(Extracted records)
━━━━━━━━━━━━━━━━━━━━
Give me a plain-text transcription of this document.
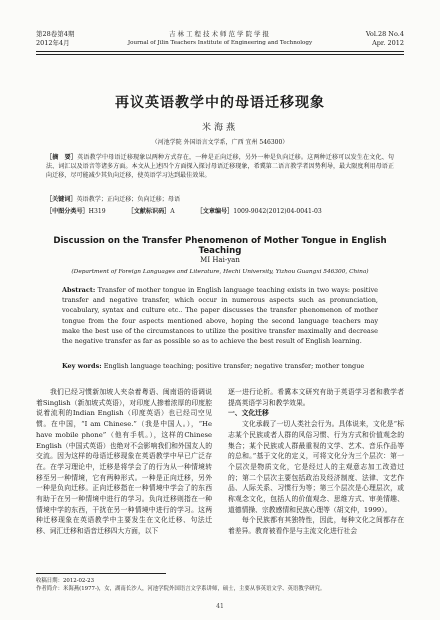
第28卷第4期
2012年4月
吉林工程技术师范学院学报
Journal of Jilin Teachers Institute of Engineering and Technology
Vol.28 No.4
Apr. 2012
再议英语教学中的母语迁移现象
米海燕
（河池学院 外国语言文学系，广西 宜州 546300）
［摘　要］英语教学中母语迁移现象以两种方式存在，一种是正向迁移，另外一种是负向迁移。这两种迁移可以发生在文化、句法、词汇以及语音等诸多方面。本文从上述四个方面探入探讨母语迁移现象，希冀第二语言教学者因势利导，最大限度利用母语正向迁移，尽可能减少其负向迁移，使英语学习达到最佳效果。
［关键词］英语教学；正向迁移；负向迁移；母语
［中图分类号］H319	［文献标识码］A	［文章编号］1009-9042(2012)04-0041-03
Discussion on the Transfer Phenomenon of Mother Tongue in English Teaching
MI Hai-yan
(Department of Foreign Languages and Literature, Hechi University, Yizhou Guangxi 546300, China)
Abstract: Transfer of mother tongue in English language teaching exists in two ways: positive transfer and negative transfer, which occur in numerous aspects such as pronunciation, vocabulary, syntax and culture etc.. The paper discusses the transfer phenomenon of mother tongue from the four aspects mentioned above, hoping the second language teachers may make the best use of the circumstances to utilize the positive transfer maximally and decrease the negative transfer as far as possible so as to achieve the best result of English learning.
Key words: English language teaching; positive transfer; negative transfer; mother tongue

我们已经习惯新加坡人夹杂着粤语、闽南语的语调说着Singlish（新加坡式英语），对印度人掺着浓厚的印度腔说着流利的Indian English（印度英语）也已经司空见惯。在中国，“I am Chinese.”（我是中国人。），“He have mobile phone”（他有手机。），这样的Chinese English（中国式英语）也绝对不会影响我们和外国友人的交流。因为这样的母语迁移现象在英语教学中早已广泛存在。在学习理论中，迁移是将学会了的行为从一种情境转移至另一种情境，它有两种形式。一种是正向迁移，另外一种是负向迁移。正向迁移指在一种情境中学会了的东西有助于在另一种情境中进行的学习。负向迁移则指在一种情境中学的东西，干扰在另一种情境中进行的学习。这两种迁移现象在英语教学中主要发生在文化迁移、句法迁移、词汇迁移和语音迁移四大方面，以下

逐一进行论析。希冀本文研究有助于英语学习者和教学者提高英语学习和教学效果。

一、文化迁移

文化承载了一切人类社会行为。具体说来，文化是“标志某个民族或者人群的风俗习惯、行为方式和价值观念的集合；某个民族或人群最重视的文学、艺术、音乐作品等的总和。”基于文化的定义，可将文化分为三个层次：第一个层次是物质文化，它是经过人的主观意志加工改造过的；第二个层次主要包括政治及经济制度、法律、文艺作品、人际关系、习惯行为等；第三个层次是心理层次，或称观念文化，包括人的价值观念、思维方式、审美情趣、道德情操、宗教感情和民族心理等（胡文仲，1999）。

每个民族都有其独特性，因此，每种文化之间都存在着差异。教育被看作是与主流文化进行社会

收稿日期：2012-02-23
作者简介：米海燕(1977-)，女，湖南长沙人，河池学院外国语言文学系讲师，硕士，主要从事英语文学、英语教学研究。
41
━━━━━━━━━━━━━━━━━━━━
YOUR OBJECTIVE
Find the word "另外一种是负向迁移" in the entries above and gather every line that holds it.

FINISHED EXERCISE
［摘　要］英语教学中母语迁移现象以两种方式存在，一种是正向迁移，另外一种是负向迁移。这两种迁移可以发生在文化、句法、词汇以及语音等诸多方面。本文从上述四个方面探入探讨母语迁移现象，希冀第二语言教学者因势利导，最大限度利用母语正向迁移，尽可能减少其负向迁移，使英语学习达到最佳效果。
我们已经习惯新加坡人夹杂着粤语、闽南语的语调说着Singlish（新加坡式英语），对印度人掺着浓厚的印度腔说着流利的Indian English（印度英语）也已经司空见惯。在中国，“I am Chinese.”（我是中国人。），“He have mobile phone”（他有手机。），这样的Chinese English（中国式英语）也绝对不会影响我们和外国友人的交流。因为这样的母语迁移现象在英语教学中早已广泛存在。在学习理论中，迁移是将学会了的行为从一种情境转移至另一种情境，它有两种形式。一种是正向迁移，另外一种是负向迁移。正向迁移指在一种情境中学会了的东西有助于在另一种情境中进行的学习。负向迁移则指在一种情境中学的东西，干扰在另一种情境中进行的学习。这两种迁移现象在英语教学中主要发生在文化迁移、句法迁移、词汇迁移和语音迁移四大方面，以下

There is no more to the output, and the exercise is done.